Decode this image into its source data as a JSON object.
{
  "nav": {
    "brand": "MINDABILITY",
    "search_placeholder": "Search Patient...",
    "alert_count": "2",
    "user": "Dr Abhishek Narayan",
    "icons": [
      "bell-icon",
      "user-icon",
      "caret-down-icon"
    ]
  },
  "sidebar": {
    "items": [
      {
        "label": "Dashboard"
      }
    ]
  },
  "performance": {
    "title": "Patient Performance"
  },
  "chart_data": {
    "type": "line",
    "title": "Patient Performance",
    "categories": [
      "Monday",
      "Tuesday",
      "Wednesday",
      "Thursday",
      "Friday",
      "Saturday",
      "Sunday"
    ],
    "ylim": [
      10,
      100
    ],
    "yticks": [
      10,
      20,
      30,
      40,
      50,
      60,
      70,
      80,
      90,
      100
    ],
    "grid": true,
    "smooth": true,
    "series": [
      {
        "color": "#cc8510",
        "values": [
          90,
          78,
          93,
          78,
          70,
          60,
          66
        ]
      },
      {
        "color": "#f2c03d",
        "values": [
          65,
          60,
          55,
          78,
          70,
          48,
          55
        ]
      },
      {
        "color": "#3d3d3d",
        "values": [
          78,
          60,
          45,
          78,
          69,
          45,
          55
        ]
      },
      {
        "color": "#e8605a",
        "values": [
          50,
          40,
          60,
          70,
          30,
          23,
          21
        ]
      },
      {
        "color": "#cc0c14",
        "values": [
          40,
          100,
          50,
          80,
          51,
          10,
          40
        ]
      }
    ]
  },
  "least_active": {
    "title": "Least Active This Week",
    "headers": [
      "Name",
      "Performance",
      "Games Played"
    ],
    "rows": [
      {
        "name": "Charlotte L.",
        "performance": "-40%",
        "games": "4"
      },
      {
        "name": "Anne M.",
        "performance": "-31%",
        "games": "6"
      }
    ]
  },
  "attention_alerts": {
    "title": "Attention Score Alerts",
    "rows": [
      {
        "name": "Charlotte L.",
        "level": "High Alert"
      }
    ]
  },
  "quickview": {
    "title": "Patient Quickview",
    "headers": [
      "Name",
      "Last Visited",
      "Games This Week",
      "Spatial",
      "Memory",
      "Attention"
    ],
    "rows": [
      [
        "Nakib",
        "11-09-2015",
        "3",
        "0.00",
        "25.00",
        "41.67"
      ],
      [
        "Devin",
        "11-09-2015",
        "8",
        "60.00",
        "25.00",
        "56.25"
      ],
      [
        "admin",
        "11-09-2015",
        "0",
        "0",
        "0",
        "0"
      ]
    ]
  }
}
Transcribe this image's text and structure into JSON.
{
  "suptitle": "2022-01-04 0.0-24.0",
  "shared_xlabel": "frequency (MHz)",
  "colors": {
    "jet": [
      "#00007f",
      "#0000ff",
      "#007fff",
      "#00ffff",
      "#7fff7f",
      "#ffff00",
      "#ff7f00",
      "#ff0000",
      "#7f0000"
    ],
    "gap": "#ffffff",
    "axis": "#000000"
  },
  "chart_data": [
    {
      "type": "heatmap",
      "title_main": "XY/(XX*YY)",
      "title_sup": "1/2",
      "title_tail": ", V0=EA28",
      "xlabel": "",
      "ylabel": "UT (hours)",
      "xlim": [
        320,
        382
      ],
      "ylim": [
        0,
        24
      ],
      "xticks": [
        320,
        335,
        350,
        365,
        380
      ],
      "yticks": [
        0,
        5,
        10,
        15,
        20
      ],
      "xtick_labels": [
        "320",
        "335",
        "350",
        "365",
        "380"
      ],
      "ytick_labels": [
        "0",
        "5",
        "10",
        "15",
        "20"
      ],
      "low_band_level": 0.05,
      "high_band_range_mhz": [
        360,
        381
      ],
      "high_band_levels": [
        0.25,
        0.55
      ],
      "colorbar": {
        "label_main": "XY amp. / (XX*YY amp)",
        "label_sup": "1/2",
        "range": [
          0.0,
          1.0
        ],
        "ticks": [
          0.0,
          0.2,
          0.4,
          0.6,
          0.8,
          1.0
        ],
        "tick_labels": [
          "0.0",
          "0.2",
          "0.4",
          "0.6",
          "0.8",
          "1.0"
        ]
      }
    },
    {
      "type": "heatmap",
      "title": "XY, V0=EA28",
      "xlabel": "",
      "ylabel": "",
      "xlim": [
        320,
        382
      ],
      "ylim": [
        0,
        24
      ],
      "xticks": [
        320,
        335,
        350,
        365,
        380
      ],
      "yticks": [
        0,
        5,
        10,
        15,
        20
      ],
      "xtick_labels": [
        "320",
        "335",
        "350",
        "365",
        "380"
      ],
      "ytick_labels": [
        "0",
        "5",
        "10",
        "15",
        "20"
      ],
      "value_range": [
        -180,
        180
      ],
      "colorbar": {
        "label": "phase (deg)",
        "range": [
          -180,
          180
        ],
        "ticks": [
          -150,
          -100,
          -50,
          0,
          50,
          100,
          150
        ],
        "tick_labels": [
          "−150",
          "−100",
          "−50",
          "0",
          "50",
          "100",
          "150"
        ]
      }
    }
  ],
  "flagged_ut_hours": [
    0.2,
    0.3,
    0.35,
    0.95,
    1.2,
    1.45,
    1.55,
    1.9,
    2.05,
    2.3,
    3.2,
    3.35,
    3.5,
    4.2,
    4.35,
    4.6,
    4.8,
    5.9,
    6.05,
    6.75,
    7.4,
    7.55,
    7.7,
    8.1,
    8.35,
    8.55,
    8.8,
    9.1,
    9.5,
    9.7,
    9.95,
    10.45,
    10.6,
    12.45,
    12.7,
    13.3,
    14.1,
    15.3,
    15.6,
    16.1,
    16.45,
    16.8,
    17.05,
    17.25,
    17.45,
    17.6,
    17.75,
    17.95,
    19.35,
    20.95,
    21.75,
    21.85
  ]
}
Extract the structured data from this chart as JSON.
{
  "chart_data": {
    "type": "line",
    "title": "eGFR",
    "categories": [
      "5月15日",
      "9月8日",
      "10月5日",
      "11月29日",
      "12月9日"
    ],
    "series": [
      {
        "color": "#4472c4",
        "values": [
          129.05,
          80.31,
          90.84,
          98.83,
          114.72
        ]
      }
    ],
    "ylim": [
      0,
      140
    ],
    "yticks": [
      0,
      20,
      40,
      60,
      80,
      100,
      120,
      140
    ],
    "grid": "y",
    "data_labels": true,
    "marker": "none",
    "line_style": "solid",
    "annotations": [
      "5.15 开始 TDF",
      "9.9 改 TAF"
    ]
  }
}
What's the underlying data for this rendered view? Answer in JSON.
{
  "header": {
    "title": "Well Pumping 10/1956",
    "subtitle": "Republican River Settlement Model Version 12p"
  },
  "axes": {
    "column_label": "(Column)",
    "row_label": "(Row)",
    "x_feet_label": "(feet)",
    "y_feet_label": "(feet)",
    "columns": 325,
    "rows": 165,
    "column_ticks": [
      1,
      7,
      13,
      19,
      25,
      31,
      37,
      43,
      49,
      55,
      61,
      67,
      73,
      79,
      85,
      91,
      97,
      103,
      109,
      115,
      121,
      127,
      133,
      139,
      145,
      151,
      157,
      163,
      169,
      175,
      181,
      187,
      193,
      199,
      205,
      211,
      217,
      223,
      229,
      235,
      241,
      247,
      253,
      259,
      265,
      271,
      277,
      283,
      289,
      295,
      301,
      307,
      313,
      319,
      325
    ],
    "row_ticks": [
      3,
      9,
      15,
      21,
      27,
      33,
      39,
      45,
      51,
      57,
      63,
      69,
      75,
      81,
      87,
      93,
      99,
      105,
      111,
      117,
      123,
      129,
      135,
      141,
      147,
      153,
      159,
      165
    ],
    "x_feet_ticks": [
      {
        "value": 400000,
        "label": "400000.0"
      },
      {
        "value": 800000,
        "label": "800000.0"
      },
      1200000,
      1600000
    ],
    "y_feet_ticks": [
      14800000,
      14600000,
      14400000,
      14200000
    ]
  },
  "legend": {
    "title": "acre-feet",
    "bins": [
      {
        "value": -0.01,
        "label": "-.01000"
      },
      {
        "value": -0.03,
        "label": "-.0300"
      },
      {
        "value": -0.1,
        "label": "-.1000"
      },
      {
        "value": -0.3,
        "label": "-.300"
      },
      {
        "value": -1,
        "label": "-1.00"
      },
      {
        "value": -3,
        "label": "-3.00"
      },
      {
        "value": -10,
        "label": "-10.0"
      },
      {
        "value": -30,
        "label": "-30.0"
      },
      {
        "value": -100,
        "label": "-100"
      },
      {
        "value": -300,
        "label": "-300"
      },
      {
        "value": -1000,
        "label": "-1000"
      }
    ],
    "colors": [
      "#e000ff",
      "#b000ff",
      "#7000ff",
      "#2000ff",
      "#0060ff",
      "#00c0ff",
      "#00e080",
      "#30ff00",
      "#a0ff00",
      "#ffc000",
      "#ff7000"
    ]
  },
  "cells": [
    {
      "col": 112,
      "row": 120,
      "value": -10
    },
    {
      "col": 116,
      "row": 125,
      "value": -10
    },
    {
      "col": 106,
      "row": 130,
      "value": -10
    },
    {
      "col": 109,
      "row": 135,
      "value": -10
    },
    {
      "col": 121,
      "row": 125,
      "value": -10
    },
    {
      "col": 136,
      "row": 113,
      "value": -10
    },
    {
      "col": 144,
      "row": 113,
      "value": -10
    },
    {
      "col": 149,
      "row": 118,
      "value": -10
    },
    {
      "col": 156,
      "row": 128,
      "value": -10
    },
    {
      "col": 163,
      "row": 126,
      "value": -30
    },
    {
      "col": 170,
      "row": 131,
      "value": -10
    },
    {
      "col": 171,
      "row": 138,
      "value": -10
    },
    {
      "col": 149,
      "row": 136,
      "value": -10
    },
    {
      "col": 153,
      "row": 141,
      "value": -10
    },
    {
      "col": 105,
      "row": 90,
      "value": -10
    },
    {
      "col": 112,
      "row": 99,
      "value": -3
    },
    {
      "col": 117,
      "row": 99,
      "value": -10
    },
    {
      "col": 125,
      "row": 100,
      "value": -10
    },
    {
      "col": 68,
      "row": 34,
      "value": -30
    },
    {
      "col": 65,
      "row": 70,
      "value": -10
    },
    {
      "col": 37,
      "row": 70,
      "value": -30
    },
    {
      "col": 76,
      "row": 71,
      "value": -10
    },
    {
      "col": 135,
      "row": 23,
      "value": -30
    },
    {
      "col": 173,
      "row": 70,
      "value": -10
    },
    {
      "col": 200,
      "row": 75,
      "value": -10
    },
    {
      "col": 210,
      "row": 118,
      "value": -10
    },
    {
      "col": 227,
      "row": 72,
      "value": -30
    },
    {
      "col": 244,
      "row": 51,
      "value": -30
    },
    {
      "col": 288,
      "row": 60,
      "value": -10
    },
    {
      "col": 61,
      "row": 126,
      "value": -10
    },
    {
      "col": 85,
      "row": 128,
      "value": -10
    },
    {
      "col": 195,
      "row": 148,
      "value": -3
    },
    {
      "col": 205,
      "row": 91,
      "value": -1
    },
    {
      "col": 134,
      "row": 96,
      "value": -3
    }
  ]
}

----

## Problem to work on
Go through the data above and find the lines with the word "true". Copy each of those lines.

## Problem solution
    "grid": true,
    "smooth": true,
    "data_labels": true,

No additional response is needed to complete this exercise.